>> start Material to process

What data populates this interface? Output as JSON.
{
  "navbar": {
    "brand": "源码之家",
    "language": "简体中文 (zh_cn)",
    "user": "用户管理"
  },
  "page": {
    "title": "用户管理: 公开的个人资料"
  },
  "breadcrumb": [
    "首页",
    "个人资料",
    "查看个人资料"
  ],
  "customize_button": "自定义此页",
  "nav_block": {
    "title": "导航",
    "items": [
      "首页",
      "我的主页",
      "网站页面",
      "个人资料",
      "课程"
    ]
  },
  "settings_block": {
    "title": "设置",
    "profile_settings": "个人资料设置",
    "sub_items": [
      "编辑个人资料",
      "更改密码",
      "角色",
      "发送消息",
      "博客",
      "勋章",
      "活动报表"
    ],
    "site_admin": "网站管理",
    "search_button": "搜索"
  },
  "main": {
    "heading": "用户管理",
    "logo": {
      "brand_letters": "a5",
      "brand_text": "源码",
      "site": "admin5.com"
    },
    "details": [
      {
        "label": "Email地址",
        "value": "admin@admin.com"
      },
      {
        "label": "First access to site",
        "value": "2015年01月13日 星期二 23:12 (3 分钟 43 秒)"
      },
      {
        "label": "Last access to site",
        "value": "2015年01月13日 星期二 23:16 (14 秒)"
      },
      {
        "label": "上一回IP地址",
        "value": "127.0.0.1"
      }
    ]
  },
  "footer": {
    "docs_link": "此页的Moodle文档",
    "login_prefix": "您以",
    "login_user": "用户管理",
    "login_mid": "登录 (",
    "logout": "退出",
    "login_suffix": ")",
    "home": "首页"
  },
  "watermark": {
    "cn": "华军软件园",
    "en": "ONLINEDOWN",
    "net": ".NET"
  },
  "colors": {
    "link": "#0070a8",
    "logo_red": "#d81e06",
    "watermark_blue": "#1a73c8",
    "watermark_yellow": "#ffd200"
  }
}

>> end Material to process

- Exercise directions:
Output all of the material, please, exactly as it stands.

- Written solution:
What data populates this interface? Output as JSON.
{
  "navbar": {
    "brand": "源码之家",
    "language": "简体中文 (zh_cn)",
    "user": "用户管理"
  },
  "page": {
    "title": "用户管理: 公开的个人资料"
  },
  "breadcrumb": [
    "首页",
    "个人资料",
    "查看个人资料"
  ],
  "customize_button": "自定义此页",
  "nav_block": {
    "title": "导航",
    "items": [
      "首页",
      "我的主页",
      "网站页面",
      "个人资料",
      "课程"
    ]
  },
  "settings_block": {
    "title": "设置",
    "profile_settings": "个人资料设置",
    "sub_items": [
      "编辑个人资料",
      "更改密码",
      "角色",
      "发送消息",
      "博客",
      "勋章",
      "活动报表"
    ],
    "site_admin": "网站管理",
    "search_button": "搜索"
  },
  "main": {
    "heading": "用户管理",
    "logo": {
      "brand_letters": "a5",
      "brand_text": "源码",
      "site": "admin5.com"
    },
    "details": [
      {
        "label": "Email地址",
        "value": "admin@admin.com"
      },
      {
        "label": "First access to site",
        "value": "2015年01月13日 星期二 23:12 (3 分钟 43 秒)"
      },
      {
        "label": "Last access to site",
        "value": "2015年01月13日 星期二 23:16 (14 秒)"
      },
      {
        "label": "上一回IP地址",
        "value": "127.0.0.1"
      }
    ]
  },
  "footer": {
    "docs_link": "此页的Moodle文档",
    "login_prefix": "您以",
    "login_user": "用户管理",
    "login_mid": "登录 (",
    "logout": "退出",
    "login_suffix": ")",
    "home": "首页"
  },
  "watermark": {
    "cn": "华军软件园",
    "en": "ONLINEDOWN",
    "net": ".NET"
  },
  "colors": {
    "link": "#0070a8",
    "logo_red": "#d81e06",
    "watermark_blue": "#1a73c8",
    "watermark_yellow": "#ffd200"
  }
}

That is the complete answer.